# Exercise goal
Some lines in the records below may hold the word "successes"; give the number of those lines and nothing else.

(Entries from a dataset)
[start]
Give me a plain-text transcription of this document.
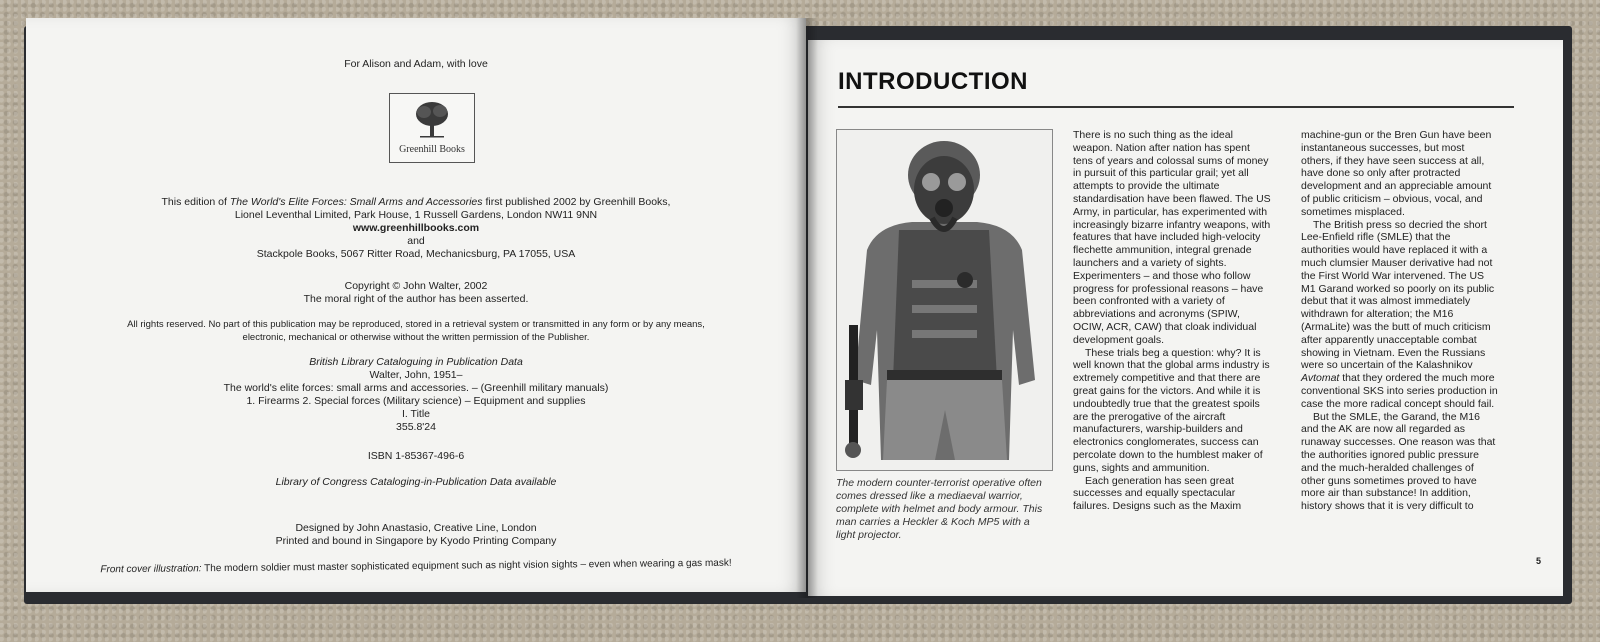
For Alison and Adam, with love
Greenhill Books
This edition of The World's Elite Forces: Small Arms and Accessories first published 2002 by Greenhill Books,
Lionel Leventhal Limited, Park House, 1 Russell Gardens, London NW11 9NN
www.greenhillbooks.com
and
Stackpole Books, 5067 Ritter Road, Mechanicsburg, PA 17055, USA
Copyright © John Walter, 2002
The moral right of the author has been asserted.
All rights reserved. No part of this publication may be reproduced, stored in a retrieval system or transmitted in any form or by any means,
electronic, mechanical or otherwise without the written permission of the Publisher.
British Library Cataloguing in Publication Data
Walter, John, 1951–
The world's elite forces: small arms and accessories. – (Greenhill military manuals)
1. Firearms 2. Special forces (Military science) – Equipment and supplies
I. Title
355.8'24
ISBN 1-85367-496-6
Library of Congress Cataloging-in-Publication Data available
Designed by John Anastasio, Creative Line, London
Printed and bound in Singapore by Kyodo Printing Company
Front cover illustration: The modern soldier must master sophisticated equipment such as night vision sights – even when wearing a gas mask!
INTRODUCTION
The modern counter-terrorist operative often comes dressed like a mediaeval warrior, complete with helmet and body armour. This man carries a Heckler & Koch MP5 with a light projector.

There is no such thing as the ideal weapon. Nation after nation has spent tens of years and colossal sums of money in pursuit of this particular grail; yet all attempts to provide the ultimate standardisation have been flawed. The US Army, in particular, has experimented with increasingly bizarre infantry weapons, with features that have included high-velocity flechette ammunition, integral grenade launchers and a variety of sights. Experimenters – and those who follow progress for professional reasons – have been confronted with a variety of abbreviations and acronyms (SPIW, OCIW, ACR, CAW) that cloak individual development goals.

These trials beg a question: why? It is well known that the global arms industry is extremely competitive and that there are great gains for the victors. And while it is undoubtedly true that the greatest spoils are the prerogative of the aircraft manufacturers, warship-builders and electronics conglomerates, success can percolate down to the humblest maker of guns, sights and ammunition.

Each generation has seen great successes and equally spectacular failures. Designs such as the Maxim

machine-gun or the Bren Gun have been instantaneous successes, but most others, if they have seen success at all, have done so only after protracted development and an appreciable amount of public criticism – obvious, vocal, and sometimes misplaced.

The British press so decried the short Lee-Enfield rifle (SMLE) that the authorities would have replaced it with a much clumsier Mauser derivative had not the First World War intervened. The US M1 Garand worked so poorly on its public debut that it was almost immediately withdrawn for alteration; the M16 (ArmaLite) was the butt of much criticism after apparently unacceptable combat showing in Vietnam. Even the Russians were so uncertain of the Kalashnikov Avtomat that they ordered the much more conventional SKS into series production in case the more radical concept should fail.

But the SMLE, the Garand, the M16 and the AK are now all regarded as runaway successes. One reason was that the authorities ignored public pressure and the much-heralded challenges of other guns sometimes proved to have more air than substance! In addition, history shows that it is very difficult to

5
[end]
# Worked answer
3